The request:
Below are the records. List every line holding the word "values".
>> start Task data
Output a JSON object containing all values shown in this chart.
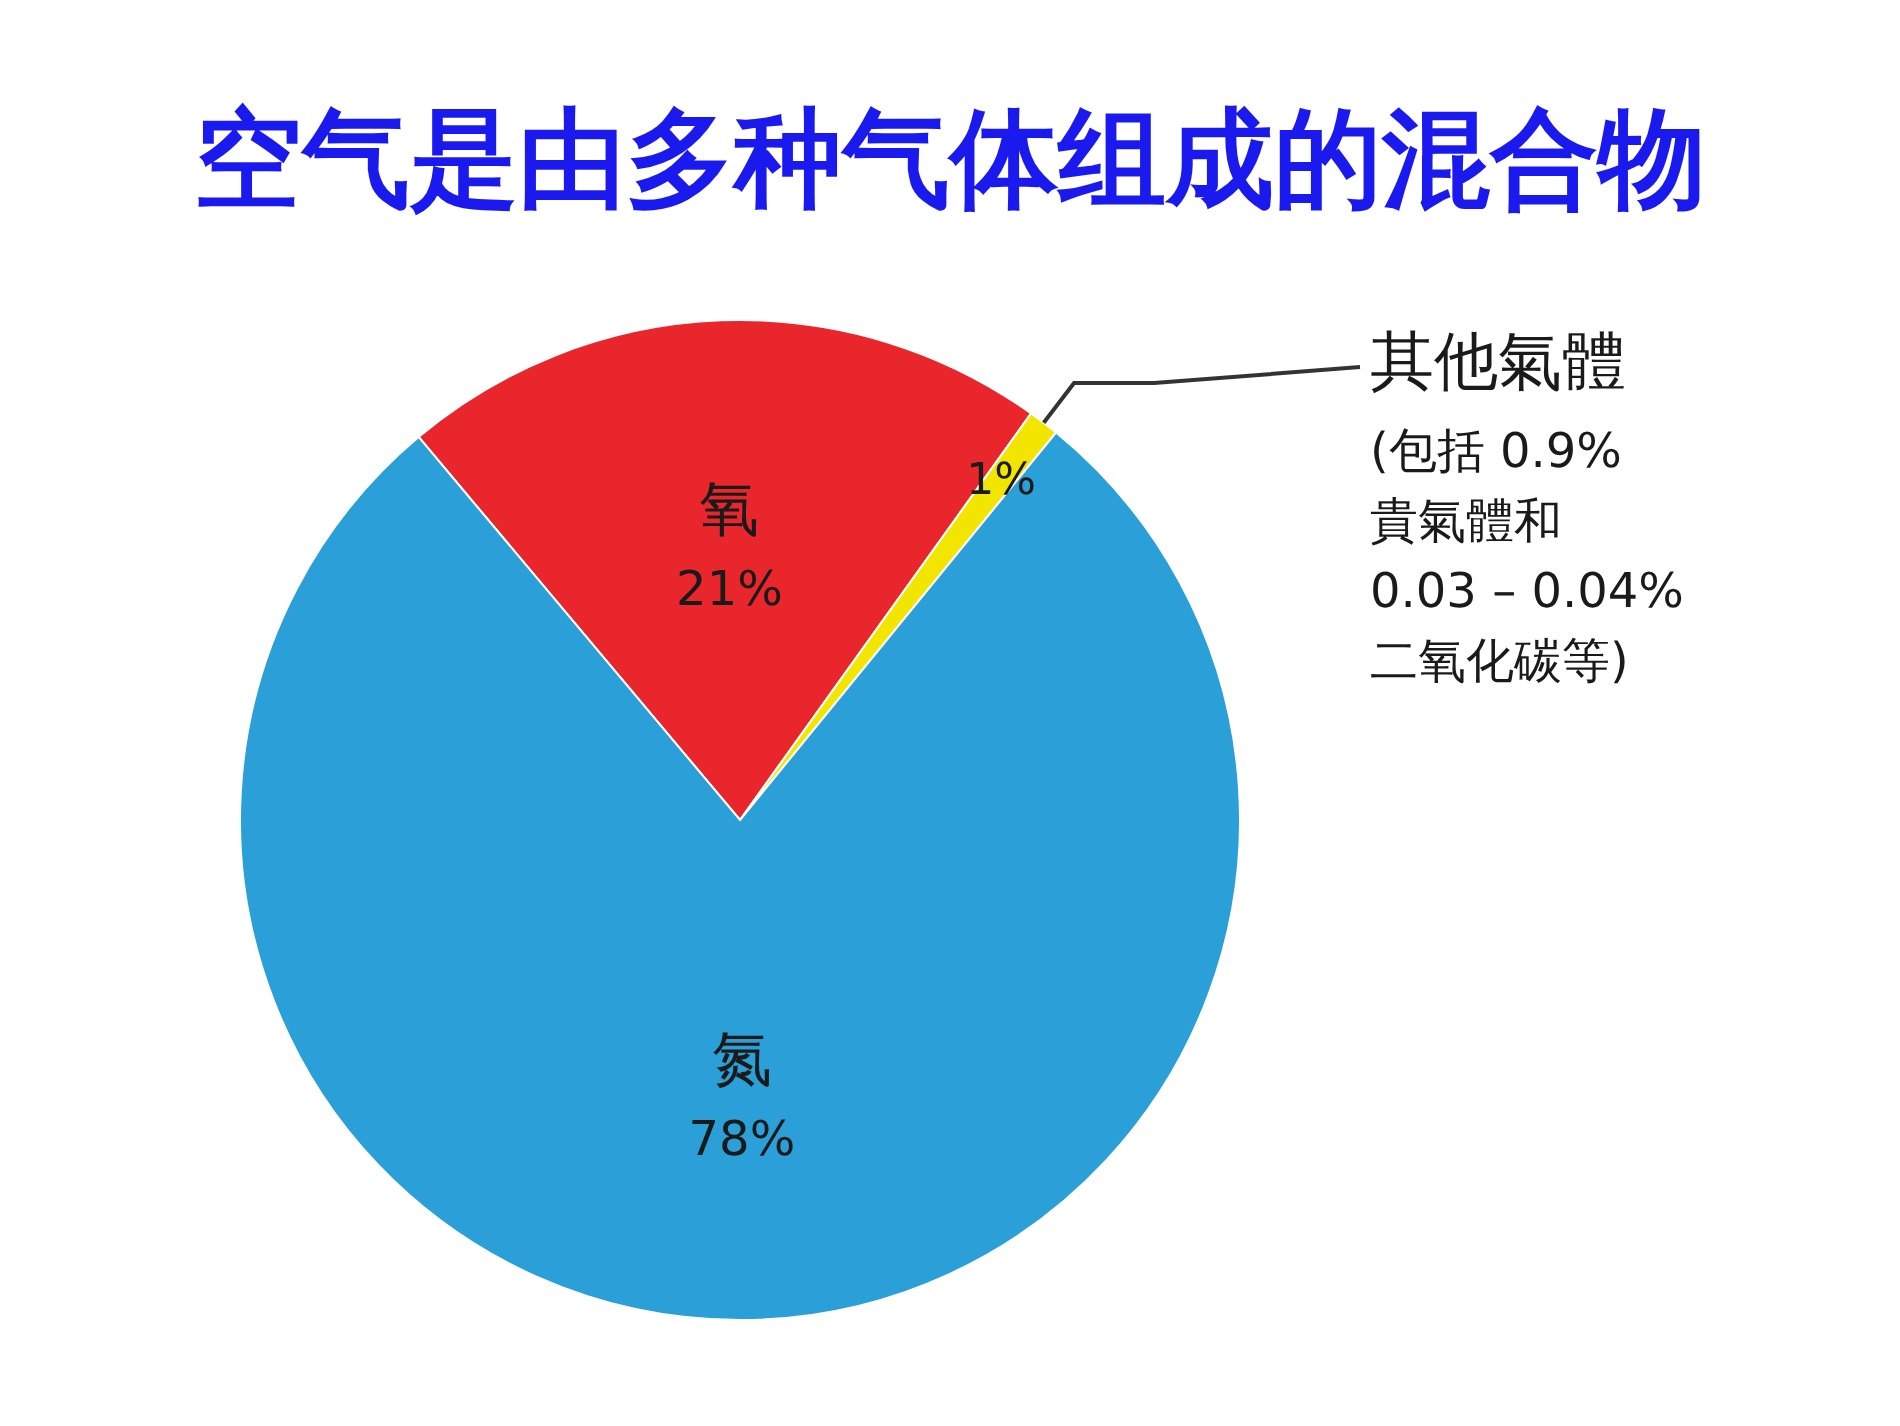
{
  "chart_data": {
    "type": "pie",
    "title": "空气是由多种气体组成的混合物",
    "categories": [
      "氧",
      "其他氣體",
      "氮"
    ],
    "values": [
      21,
      1,
      78
    ],
    "colors": [
      "#e8262b",
      "#f2e600",
      "#2a9fd8"
    ],
    "value_labels": [
      "21%",
      "1%",
      "78%"
    ],
    "annotations": [
      "(包括 0.9% 貴氣體和 0.03 – 0.04% 二氧化碳等)"
    ]
  }
}
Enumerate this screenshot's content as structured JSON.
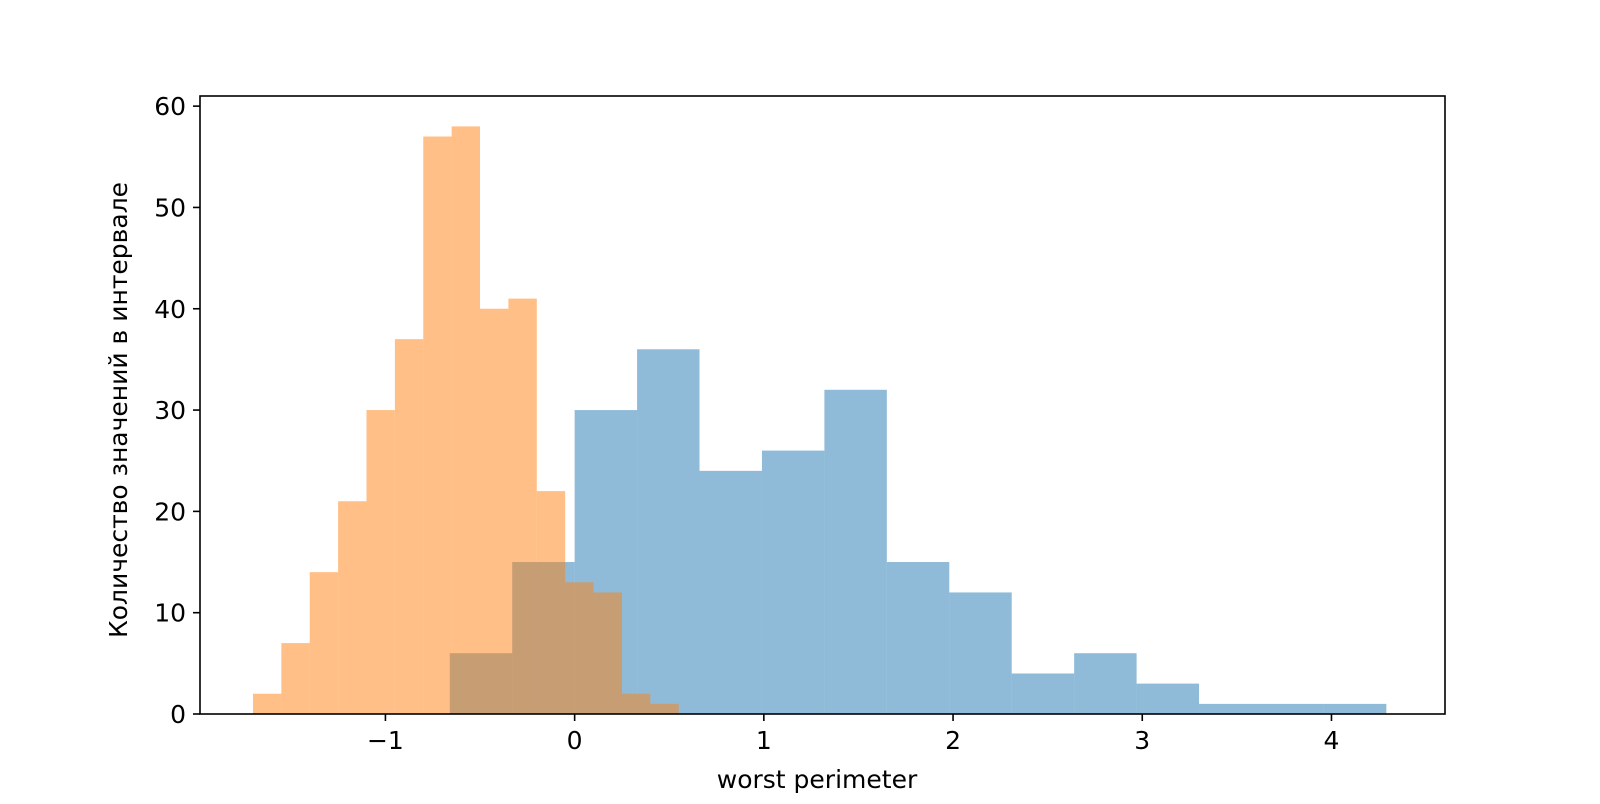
{
  "chart_data": {
    "type": "bar",
    "title": "",
    "xlabel": "worst perimeter",
    "ylabel": "Количество значений в интервале",
    "xlim": [
      -1.98,
      4.6
    ],
    "ylim": [
      0,
      61
    ],
    "xticks": [
      -1,
      0,
      1,
      2,
      3,
      4
    ],
    "xtick_labels": [
      "−1",
      "0",
      "1",
      "2",
      "3",
      "4"
    ],
    "yticks": [
      0,
      10,
      20,
      30,
      40,
      50,
      60
    ],
    "ytick_labels": [
      "0",
      "10",
      "20",
      "30",
      "40",
      "50",
      "60"
    ],
    "grid": false,
    "legend": "none",
    "series": [
      {
        "color": "#1f77b4",
        "opacity": 0.5,
        "bin_edges": [
          -0.66,
          -0.33,
          0.0,
          0.33,
          0.66,
          0.99,
          1.32,
          1.65,
          1.98,
          2.31,
          2.64,
          2.97,
          3.3,
          3.63,
          3.96,
          4.29
        ],
        "counts": [
          6,
          15,
          30,
          36,
          24,
          26,
          32,
          15,
          12,
          4,
          6,
          3,
          1,
          1,
          1
        ]
      },
      {
        "color": "#ff7f0e",
        "opacity": 0.5,
        "bin_edges": [
          -1.7,
          -1.55,
          -1.4,
          -1.25,
          -1.1,
          -0.95,
          -0.8,
          -0.65,
          -0.5,
          -0.35,
          -0.2,
          -0.05,
          0.1,
          0.25,
          0.4,
          0.55
        ],
        "counts": [
          2,
          7,
          14,
          21,
          30,
          37,
          57,
          58,
          40,
          41,
          22,
          13,
          12,
          2,
          1
        ]
      }
    ]
  }
}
>> end Task data
Worked solution:
Output a JSON object containing all values shown in this chart.
    "values": [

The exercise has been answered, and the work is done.